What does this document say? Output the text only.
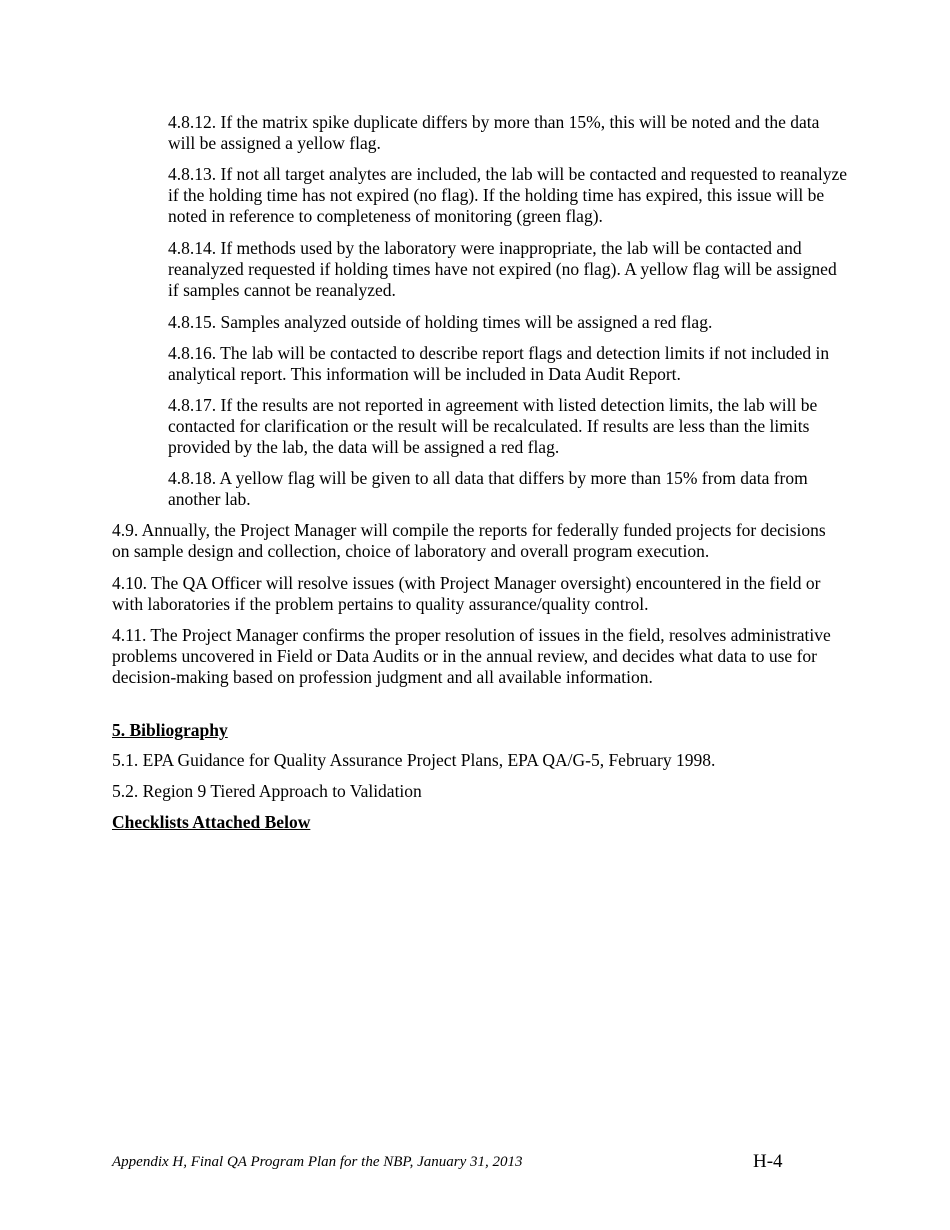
4.8.12. If the matrix spike duplicate differs by more than 15%, this will be noted and the data will be assigned a yellow flag.

4.8.13. If not all target analytes are included, the lab will be contacted and requested to reanalyze if the holding time has not expired (no flag). If the holding time has expired, this issue will be noted in reference to completeness of monitoring (green flag).

4.8.14. If methods used by the laboratory were inappropriate, the lab will be contacted and reanalyzed requested if holding times have not expired (no flag). A yellow flag will be assigned if samples cannot be reanalyzed.

4.8.15. Samples analyzed outside of holding times will be assigned a red flag.

4.8.16. The lab will be contacted to describe report flags and detection limits if not included in analytical report. This information will be included in Data Audit Report.

4.8.17. If the results are not reported in agreement with listed detection limits, the lab will be contacted for clarification or the result will be recalculated. If results are less than the limits provided by the lab, the data will be assigned a red flag.

4.8.18. A yellow flag will be given to all data that differs by more than 15% from data from another lab.

4.9. Annually, the Project Manager will compile the reports for federally funded projects for decisions on sample design and collection, choice of laboratory and overall program execution.

4.10. The QA Officer will resolve issues (with Project Manager oversight) encountered in the field or with laboratories if the problem pertains to quality assurance/quality control.

4.11. The Project Manager confirms the proper resolution of issues in the field, resolves administrative problems uncovered in Field or Data Audits or in the annual review, and decides what data to use for decision-making based on profession judgment and all available information.

5. Bibliography

5.1. EPA Guidance for Quality Assurance Project Plans, EPA QA/G-5, February 1998.

5.2. Region 9 Tiered Approach to Validation

Checklists Attached Below
Appendix H, Final QA Program Plan for the NBP, January 31, 2013	H-4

_ _ _ _ _ _ _

All of the data above should be quoted exactly, except for the pictures.

What does this document say? Output the text only.
4.8.12. If the matrix spike duplicate differs by more than 15%, this will be noted and the data will be assigned a yellow flag.

4.8.13. If not all target analytes are included, the lab will be contacted and requested to reanalyze if the holding time has not expired (no flag). If the holding time has expired, this issue will be noted in reference to completeness of monitoring (green flag).

4.8.14. If methods used by the laboratory were inappropriate, the lab will be contacted and reanalyzed requested if holding times have not expired (no flag). A yellow flag will be assigned if samples cannot be reanalyzed.

4.8.15. Samples analyzed outside of holding times will be assigned a red flag.

4.8.16. The lab will be contacted to describe report flags and detection limits if not included in analytical report. This information will be included in Data Audit Report.

4.8.17. If the results are not reported in agreement with listed detection limits, the lab will be contacted for clarification or the result will be recalculated. If results are less than the limits provided by the lab, the data will be assigned a red flag.

4.8.18. A yellow flag will be given to all data that differs by more than 15% from data from another lab.

4.9. Annually, the Project Manager will compile the reports for federally funded projects for decisions on sample design and collection, choice of laboratory and overall program execution.

4.10. The QA Officer will resolve issues (with Project Manager oversight) encountered in the field or with laboratories if the problem pertains to quality assurance/quality control.

4.11. The Project Manager confirms the proper resolution of issues in the field, resolves administrative problems uncovered in Field or Data Audits or in the annual review, and decides what data to use for decision-making based on profession judgment and all available information.

5. Bibliography

5.1. EPA Guidance for Quality Assurance Project Plans, EPA QA/G-5, February 1998.

5.2. Region 9 Tiered Approach to Validation

Checklists Attached Below
Appendix H, Final QA Program Plan for the NBP, January 31, 2013	H-4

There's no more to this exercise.